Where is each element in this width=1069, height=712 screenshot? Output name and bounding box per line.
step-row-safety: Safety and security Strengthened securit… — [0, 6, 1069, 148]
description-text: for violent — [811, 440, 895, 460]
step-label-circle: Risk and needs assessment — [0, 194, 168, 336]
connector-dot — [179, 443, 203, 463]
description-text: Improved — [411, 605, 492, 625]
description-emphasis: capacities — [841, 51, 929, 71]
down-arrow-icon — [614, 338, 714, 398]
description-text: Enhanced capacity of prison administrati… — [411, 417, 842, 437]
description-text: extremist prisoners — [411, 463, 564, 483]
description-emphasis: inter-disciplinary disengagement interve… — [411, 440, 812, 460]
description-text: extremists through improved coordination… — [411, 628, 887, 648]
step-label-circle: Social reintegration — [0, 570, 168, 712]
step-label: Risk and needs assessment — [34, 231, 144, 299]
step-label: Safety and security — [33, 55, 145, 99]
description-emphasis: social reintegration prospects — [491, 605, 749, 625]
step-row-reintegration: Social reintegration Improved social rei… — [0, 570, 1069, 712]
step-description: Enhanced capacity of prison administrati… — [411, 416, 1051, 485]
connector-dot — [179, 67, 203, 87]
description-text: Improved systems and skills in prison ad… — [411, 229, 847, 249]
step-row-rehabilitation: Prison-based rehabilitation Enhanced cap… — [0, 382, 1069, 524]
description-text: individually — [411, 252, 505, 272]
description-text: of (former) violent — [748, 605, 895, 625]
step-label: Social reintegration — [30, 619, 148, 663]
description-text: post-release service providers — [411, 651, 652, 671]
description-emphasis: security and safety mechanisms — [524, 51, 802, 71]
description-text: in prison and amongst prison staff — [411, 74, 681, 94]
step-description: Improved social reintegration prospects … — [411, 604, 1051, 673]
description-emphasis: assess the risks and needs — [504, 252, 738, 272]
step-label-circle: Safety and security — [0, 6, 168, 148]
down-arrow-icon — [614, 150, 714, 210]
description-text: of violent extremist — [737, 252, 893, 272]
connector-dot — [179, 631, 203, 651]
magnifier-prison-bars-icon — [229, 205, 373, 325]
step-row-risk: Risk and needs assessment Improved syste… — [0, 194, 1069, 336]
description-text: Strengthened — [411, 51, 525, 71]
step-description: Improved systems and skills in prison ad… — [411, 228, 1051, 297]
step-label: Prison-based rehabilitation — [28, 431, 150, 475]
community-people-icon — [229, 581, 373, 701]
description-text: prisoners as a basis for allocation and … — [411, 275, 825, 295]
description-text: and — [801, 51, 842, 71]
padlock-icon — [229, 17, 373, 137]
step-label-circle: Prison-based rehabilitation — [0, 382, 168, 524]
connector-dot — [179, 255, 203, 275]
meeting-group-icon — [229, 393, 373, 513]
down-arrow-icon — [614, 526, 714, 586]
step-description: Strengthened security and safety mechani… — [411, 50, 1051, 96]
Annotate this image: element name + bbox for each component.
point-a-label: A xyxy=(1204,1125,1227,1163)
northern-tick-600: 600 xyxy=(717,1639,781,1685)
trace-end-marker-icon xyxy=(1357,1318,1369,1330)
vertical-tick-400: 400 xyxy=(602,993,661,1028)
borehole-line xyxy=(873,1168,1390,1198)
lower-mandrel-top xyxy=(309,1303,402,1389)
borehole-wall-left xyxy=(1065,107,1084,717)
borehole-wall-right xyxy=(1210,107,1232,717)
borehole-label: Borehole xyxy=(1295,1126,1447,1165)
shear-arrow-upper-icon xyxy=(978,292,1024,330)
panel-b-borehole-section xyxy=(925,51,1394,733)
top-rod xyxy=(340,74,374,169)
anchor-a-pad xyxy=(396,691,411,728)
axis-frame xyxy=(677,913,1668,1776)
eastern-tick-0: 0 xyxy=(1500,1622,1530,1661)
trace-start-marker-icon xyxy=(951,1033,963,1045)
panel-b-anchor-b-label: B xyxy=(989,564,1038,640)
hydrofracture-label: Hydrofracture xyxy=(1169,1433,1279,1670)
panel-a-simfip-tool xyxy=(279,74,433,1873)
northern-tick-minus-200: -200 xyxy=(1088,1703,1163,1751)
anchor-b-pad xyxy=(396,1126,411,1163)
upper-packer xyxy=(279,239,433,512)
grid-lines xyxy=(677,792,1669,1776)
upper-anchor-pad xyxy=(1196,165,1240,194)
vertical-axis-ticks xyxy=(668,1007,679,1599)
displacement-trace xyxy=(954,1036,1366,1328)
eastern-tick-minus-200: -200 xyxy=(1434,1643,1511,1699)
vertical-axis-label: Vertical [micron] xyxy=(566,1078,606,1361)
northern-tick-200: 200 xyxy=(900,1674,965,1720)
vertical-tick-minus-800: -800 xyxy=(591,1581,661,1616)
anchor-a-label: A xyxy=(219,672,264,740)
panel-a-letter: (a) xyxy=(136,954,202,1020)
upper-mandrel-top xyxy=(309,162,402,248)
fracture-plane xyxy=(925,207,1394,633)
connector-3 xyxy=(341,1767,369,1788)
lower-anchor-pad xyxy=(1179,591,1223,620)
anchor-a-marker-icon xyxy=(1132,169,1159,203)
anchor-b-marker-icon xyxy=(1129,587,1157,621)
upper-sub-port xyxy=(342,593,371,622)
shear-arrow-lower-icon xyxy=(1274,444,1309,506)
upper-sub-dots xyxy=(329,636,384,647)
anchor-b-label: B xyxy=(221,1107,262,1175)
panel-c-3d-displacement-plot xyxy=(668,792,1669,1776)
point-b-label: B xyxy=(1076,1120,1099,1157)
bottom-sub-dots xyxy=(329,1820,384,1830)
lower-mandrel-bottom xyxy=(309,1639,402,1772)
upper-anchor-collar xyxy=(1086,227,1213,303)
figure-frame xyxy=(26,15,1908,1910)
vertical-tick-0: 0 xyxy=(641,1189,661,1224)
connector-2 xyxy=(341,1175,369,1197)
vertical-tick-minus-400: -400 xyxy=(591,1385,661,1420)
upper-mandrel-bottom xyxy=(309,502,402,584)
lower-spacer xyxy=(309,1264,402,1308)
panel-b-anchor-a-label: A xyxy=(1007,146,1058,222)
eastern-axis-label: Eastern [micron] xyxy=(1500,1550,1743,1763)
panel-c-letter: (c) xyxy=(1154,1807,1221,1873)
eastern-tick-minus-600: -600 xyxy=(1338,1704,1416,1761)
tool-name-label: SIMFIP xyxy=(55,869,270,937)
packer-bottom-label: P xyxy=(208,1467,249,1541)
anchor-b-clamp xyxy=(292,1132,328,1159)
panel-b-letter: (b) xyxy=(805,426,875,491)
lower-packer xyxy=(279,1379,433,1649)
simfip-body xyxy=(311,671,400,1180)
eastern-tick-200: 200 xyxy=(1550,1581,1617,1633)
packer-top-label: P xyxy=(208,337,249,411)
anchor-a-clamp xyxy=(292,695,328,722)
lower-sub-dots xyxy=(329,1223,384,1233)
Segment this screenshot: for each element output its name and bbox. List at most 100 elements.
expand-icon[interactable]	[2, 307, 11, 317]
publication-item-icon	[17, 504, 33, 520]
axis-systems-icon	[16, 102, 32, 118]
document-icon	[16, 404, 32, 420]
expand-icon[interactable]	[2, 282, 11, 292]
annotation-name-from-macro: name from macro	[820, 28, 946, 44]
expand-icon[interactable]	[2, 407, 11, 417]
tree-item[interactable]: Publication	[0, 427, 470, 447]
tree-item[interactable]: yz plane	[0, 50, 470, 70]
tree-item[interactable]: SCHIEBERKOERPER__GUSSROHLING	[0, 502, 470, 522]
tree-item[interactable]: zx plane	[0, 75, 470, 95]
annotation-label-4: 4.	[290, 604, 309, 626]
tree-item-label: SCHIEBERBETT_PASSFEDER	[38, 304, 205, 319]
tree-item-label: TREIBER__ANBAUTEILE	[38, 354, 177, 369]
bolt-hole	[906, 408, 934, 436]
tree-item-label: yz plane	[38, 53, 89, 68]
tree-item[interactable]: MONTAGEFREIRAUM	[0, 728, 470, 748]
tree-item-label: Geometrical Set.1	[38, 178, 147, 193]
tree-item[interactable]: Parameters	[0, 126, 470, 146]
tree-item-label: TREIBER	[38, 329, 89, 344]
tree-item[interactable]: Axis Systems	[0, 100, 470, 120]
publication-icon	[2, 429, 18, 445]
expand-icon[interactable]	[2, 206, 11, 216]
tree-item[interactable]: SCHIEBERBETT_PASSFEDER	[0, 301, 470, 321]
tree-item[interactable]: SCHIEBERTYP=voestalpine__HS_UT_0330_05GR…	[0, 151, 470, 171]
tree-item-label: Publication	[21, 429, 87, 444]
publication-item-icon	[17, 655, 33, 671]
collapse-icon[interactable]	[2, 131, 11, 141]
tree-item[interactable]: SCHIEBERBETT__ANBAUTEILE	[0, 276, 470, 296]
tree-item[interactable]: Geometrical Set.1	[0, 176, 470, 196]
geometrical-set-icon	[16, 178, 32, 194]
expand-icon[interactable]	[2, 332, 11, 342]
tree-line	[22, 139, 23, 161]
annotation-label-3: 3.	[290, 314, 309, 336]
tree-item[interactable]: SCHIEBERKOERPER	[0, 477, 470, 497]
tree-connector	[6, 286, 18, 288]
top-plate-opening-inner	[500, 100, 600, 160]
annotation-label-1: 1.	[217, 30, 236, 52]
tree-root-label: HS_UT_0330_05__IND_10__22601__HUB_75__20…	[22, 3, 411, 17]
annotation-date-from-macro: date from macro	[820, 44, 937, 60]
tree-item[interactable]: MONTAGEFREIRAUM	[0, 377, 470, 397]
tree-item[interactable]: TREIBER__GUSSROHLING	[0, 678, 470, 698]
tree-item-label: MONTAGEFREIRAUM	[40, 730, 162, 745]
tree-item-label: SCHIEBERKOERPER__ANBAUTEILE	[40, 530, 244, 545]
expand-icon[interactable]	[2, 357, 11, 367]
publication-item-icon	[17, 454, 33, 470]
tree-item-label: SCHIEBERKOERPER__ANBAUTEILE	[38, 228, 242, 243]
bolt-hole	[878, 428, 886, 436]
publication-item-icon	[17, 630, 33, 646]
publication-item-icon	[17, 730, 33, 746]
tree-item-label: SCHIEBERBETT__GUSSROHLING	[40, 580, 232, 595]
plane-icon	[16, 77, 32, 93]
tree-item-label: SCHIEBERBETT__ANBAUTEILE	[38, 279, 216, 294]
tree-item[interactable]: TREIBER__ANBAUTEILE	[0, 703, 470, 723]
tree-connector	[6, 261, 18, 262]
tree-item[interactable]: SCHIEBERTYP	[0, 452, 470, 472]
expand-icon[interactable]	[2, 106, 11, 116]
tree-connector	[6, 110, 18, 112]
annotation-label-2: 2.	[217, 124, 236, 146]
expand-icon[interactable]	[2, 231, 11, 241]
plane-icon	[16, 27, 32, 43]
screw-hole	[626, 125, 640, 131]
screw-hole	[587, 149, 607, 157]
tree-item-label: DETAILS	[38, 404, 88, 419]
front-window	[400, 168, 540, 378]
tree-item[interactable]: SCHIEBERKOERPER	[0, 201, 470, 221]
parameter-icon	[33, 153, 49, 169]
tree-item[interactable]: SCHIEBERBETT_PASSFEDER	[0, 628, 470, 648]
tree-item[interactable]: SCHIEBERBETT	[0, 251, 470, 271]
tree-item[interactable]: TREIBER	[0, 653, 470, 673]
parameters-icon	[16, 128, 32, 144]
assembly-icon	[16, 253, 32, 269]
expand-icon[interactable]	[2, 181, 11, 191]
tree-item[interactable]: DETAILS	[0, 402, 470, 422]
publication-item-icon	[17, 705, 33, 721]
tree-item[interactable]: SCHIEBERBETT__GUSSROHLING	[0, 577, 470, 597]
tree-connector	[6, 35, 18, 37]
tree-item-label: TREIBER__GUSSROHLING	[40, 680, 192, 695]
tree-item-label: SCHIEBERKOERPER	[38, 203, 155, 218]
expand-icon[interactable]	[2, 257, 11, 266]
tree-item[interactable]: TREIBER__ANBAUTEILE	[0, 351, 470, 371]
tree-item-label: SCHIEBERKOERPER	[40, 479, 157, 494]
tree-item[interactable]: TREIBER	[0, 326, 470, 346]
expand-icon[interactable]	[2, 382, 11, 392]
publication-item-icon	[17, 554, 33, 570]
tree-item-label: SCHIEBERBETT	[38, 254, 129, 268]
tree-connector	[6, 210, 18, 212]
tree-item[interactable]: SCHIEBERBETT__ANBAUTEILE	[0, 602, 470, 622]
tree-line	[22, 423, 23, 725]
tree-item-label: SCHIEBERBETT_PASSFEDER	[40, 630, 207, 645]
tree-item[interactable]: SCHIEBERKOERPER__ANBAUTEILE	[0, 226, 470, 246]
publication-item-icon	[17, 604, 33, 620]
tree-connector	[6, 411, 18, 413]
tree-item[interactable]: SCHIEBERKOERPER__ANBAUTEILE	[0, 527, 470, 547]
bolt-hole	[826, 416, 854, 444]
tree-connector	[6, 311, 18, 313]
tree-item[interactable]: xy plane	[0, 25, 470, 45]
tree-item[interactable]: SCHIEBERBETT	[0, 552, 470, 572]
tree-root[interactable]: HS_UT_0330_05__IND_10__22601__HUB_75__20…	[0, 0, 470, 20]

> _YOUR TASK_
Reproduce the records verbatim, from their first line down to and including the line that contains "step-label: Risk and".

> _RESPONSE TO THIS TASK_
Where is each element in this width=1069, height=712 screenshot? Output name and bounding box per line.
step-row-safety: Safety and security Strengthened securit… — [0, 6, 1069, 148]
description-text: for violent — [811, 440, 895, 460]
step-label-circle: Risk and needs assessment — [0, 194, 168, 336]
connector-dot — [179, 443, 203, 463]
description-text: Improved — [411, 605, 492, 625]
description-emphasis: capacities — [841, 51, 929, 71]
down-arrow-icon — [614, 338, 714, 398]
description-text: Enhanced capacity of prison administrati… — [411, 417, 842, 437]
description-text: extremist prisoners — [411, 463, 564, 483]
description-emphasis: inter-disciplinary disengagement interve… — [411, 440, 812, 460]
description-text: extremists through improved coordination… — [411, 628, 887, 648]
step-label-circle: Social reintegration — [0, 570, 168, 712]
step-label: Risk and needs assessment — [34, 231, 144, 299]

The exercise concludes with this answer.